Copy the records below exactly, from the line containing "Give me a plain-text" through the last line, and leave out every picture.

Begin EXTRACTED MATERIAL

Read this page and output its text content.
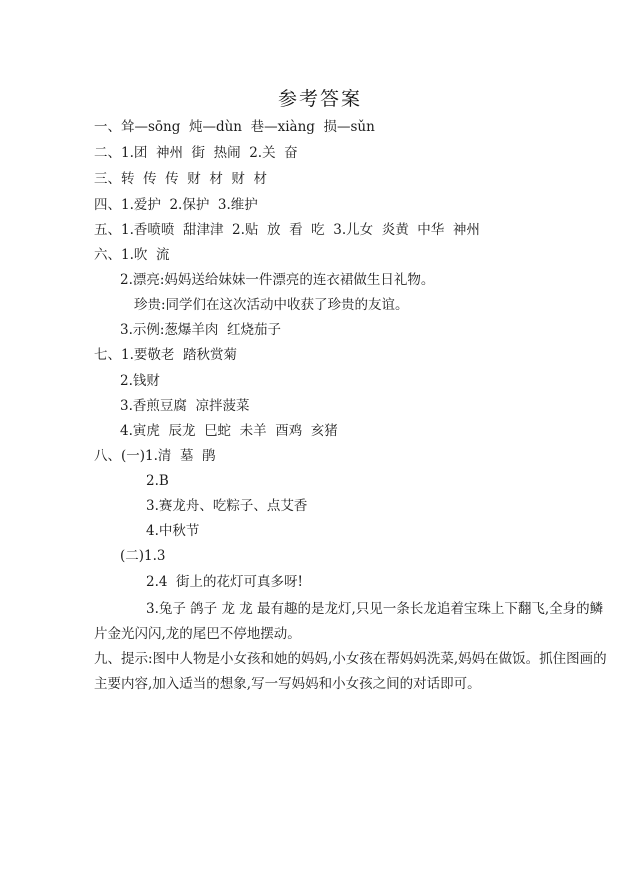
参考答案
一、耸—sōng  炖—dùn  巷—xiàng  损—sǔn
二、1.团  神州  街  热闹  2.关  奋
三、转  传  传  财  材  财  材
四、1.爱护  2.保护  3.维护
五、1.香喷喷  甜津津  2.贴  放  看  吃  3.儿女  炎黄  中华  神州
六、1.吹  流
2.漂亮:妈妈送给妹妹一件漂亮的连衣裙做生日礼物。
珍贵:同学们在这次活动中收获了珍贵的友谊。
3.示例:葱爆羊肉  红烧茄子
七、1.要敬老  踏秋赏菊
2.钱财
3.香煎豆腐  凉拌菠菜
4.寅虎  辰龙  巳蛇  未羊  酉鸡  亥猪
八、(一)1.清  墓  鹃
2.B
3.赛龙舟、吃粽子、点艾香
4.中秋节
(二)1.3
2.4  街上的花灯可真多呀!
3.兔子 鸽子 龙 龙 最有趣的是龙灯,只见一条长龙追着宝珠上下翻飞,全身的鳞片金光闪闪,龙的尾巴不停地摆动。
九、提示:图中人物是小女孩和她的妈妈,小女孩在帮妈妈洗菜,妈妈在做饭。抓住图画的主要内容,加入适当的想象,写一写妈妈和小女孩之间的对话即可。
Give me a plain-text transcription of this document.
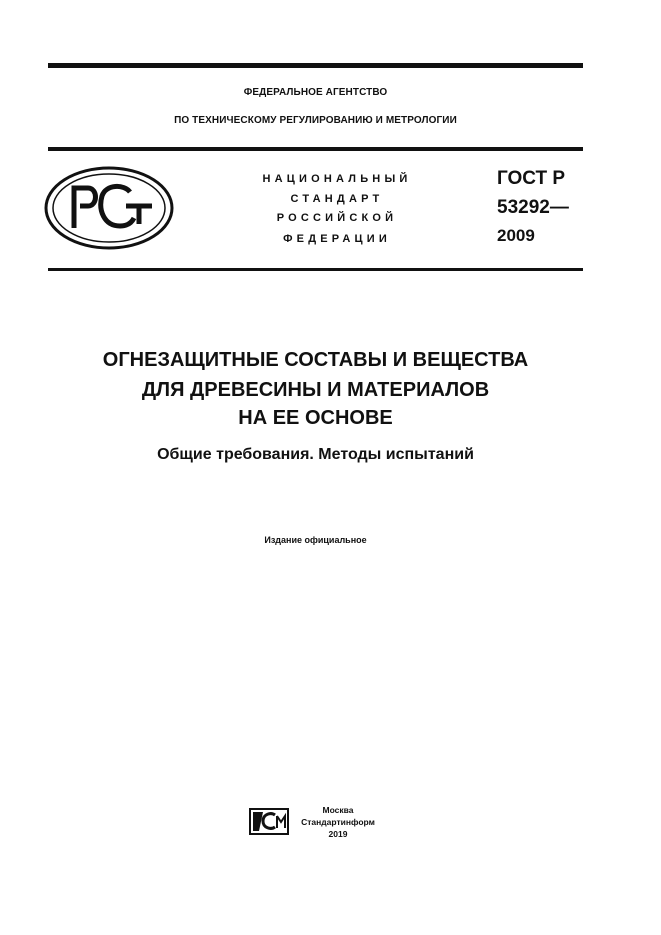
ФЕДЕРАЛЬНОЕ АГЕНТСТВО
ПО ТЕХНИЧЕСКОМУ РЕГУЛИРОВАНИЮ И МЕТРОЛОГИИ
НАЦИОНАЛЬНЫЙ
СТАНДАРТ
РОССИЙСКОЙ
ФЕДЕРАЦИИ
ГОСТ Р
53292—
2009
ОГНЕЗАЩИТНЫЕ СОСТАВЫ И ВЕЩЕСТВА
ДЛЯ ДРЕВЕСИНЫ И МАТЕРИАЛОВ
НА ЕЕ ОСНОВЕ
Общие требования. Методы испытаний
Издание официальное
Москва
Стандартинформ
2019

End EXTRACTED MATERIAL

## FULL SOLUTION
Give me a plain-text transcription of this document.
ФЕДЕРАЛЬНОЕ АГЕНТСТВО
ПО ТЕХНИЧЕСКОМУ РЕГУЛИРОВАНИЮ И МЕТРОЛОГИИ
НАЦИОНАЛЬНЫЙ
СТАНДАРТ
РОССИЙСКОЙ
ФЕДЕРАЦИИ
ГОСТ Р
53292—
2009
ОГНЕЗАЩИТНЫЕ СОСТАВЫ И ВЕЩЕСТВА
ДЛЯ ДРЕВЕСИНЫ И МАТЕРИАЛОВ
НА ЕЕ ОСНОВЕ
Общие требования. Методы испытаний
Издание официальное
Москва
Стандартинформ
2019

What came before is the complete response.